— Task brief —
Can you lay out everything from the start of the records down to and including the line that contains "394, 303, 419]" as a numbered list, leaving out any blank lines?

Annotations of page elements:
--- BEGIN ---

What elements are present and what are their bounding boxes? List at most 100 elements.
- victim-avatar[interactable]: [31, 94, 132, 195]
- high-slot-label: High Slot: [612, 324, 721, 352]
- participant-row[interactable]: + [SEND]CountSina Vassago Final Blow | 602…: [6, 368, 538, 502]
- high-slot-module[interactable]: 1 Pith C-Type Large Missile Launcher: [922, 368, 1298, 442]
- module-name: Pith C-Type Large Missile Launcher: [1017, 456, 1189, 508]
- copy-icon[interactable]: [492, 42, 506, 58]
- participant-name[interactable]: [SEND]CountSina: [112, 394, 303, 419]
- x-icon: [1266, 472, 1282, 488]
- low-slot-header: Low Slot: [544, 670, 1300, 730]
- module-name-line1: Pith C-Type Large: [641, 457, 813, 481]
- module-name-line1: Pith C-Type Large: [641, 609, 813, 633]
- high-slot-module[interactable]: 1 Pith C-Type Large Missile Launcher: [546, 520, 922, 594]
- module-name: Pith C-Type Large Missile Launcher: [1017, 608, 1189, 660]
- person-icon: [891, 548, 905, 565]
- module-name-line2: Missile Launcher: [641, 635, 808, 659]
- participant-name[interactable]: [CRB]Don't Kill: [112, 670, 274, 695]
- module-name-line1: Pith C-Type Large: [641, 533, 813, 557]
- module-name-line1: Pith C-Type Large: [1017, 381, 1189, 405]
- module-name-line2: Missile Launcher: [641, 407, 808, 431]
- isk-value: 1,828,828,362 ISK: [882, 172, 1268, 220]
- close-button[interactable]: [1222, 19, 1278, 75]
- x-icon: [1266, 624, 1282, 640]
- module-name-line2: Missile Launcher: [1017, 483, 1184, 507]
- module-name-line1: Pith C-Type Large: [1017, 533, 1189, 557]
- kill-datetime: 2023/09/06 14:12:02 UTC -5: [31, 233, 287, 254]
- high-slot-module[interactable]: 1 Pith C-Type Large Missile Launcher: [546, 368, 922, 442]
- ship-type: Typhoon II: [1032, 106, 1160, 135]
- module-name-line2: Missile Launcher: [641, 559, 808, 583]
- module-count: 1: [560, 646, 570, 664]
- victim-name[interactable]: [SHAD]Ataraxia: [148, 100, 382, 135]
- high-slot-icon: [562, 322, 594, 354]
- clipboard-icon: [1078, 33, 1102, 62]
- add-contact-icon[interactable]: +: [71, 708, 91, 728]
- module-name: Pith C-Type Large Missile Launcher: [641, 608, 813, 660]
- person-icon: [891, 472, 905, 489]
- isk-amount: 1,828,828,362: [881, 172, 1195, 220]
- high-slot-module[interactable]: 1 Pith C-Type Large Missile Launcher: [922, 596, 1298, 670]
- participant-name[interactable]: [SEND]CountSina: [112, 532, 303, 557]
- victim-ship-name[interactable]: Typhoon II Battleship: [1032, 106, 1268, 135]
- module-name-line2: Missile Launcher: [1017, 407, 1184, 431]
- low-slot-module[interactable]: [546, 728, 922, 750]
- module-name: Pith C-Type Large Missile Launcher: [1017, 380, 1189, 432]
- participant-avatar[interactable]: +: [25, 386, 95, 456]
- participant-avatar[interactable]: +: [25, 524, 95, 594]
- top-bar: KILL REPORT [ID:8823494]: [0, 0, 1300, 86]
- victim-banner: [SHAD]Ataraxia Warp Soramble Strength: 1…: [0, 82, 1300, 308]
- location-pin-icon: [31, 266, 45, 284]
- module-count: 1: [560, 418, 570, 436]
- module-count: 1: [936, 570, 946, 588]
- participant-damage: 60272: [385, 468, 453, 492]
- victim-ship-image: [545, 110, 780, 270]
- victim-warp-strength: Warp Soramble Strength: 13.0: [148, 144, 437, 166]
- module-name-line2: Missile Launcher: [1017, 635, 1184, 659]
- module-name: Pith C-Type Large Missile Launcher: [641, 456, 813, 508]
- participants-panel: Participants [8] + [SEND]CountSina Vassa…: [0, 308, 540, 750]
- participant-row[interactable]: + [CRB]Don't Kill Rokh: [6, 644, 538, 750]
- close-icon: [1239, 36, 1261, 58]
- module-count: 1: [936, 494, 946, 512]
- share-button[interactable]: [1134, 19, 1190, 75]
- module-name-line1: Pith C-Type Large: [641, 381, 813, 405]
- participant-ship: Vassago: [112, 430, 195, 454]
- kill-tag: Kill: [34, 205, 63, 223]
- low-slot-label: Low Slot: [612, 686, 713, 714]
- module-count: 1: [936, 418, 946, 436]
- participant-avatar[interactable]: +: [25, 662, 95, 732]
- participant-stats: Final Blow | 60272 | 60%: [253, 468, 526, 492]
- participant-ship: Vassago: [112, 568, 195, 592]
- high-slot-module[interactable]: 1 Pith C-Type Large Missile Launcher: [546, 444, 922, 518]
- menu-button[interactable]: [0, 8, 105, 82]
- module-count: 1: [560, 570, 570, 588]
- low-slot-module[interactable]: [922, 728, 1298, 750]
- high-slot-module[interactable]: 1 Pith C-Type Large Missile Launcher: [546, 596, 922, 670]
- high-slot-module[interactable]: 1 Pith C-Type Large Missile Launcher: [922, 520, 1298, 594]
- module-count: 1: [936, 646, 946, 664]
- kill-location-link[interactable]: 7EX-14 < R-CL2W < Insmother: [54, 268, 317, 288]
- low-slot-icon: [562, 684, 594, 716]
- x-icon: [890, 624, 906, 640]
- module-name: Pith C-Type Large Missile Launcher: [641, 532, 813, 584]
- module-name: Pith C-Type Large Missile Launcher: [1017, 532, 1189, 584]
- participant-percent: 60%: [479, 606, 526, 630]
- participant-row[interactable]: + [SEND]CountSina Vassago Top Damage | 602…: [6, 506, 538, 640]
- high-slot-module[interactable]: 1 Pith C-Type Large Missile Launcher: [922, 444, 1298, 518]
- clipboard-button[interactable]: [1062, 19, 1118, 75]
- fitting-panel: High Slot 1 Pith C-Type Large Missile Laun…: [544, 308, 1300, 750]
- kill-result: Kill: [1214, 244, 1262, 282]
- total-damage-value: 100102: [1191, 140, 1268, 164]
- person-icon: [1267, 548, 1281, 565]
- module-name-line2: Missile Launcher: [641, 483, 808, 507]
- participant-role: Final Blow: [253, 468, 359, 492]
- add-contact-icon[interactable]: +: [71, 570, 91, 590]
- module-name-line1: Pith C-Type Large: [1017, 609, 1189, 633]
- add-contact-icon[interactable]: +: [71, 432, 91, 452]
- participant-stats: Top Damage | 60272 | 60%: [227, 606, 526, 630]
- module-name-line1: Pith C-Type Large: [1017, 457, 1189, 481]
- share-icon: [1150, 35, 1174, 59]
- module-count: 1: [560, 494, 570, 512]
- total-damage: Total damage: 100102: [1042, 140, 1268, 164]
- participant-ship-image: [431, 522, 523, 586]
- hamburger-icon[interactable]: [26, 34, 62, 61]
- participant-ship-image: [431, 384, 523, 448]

--- END ---

— Worked solution —
1. What elements are present and what are their bounding boxes? List at most 100 elements.
2. - victim-avatar[interactable]: [31, 94, 132, 195]
3. - high-slot-label: High Slot: [612, 324, 721, 352]
4. - participant-row[interactable]: + [SEND]CountSina Vassago Final Blow | 602…: [6, 368, 538, 502]
5. - high-slot-module[interactable]: 1 Pith C-Type Large Missile Launcher: [922, 368, 1298, 442]
6. - module-name: Pith C-Type Large Missile Launcher: [1017, 456, 1189, 508]
7. - copy-icon[interactable]: [492, 42, 506, 58]
8. - participant-name[interactable]: [SEND]CountSina: [112, 394, 303, 419]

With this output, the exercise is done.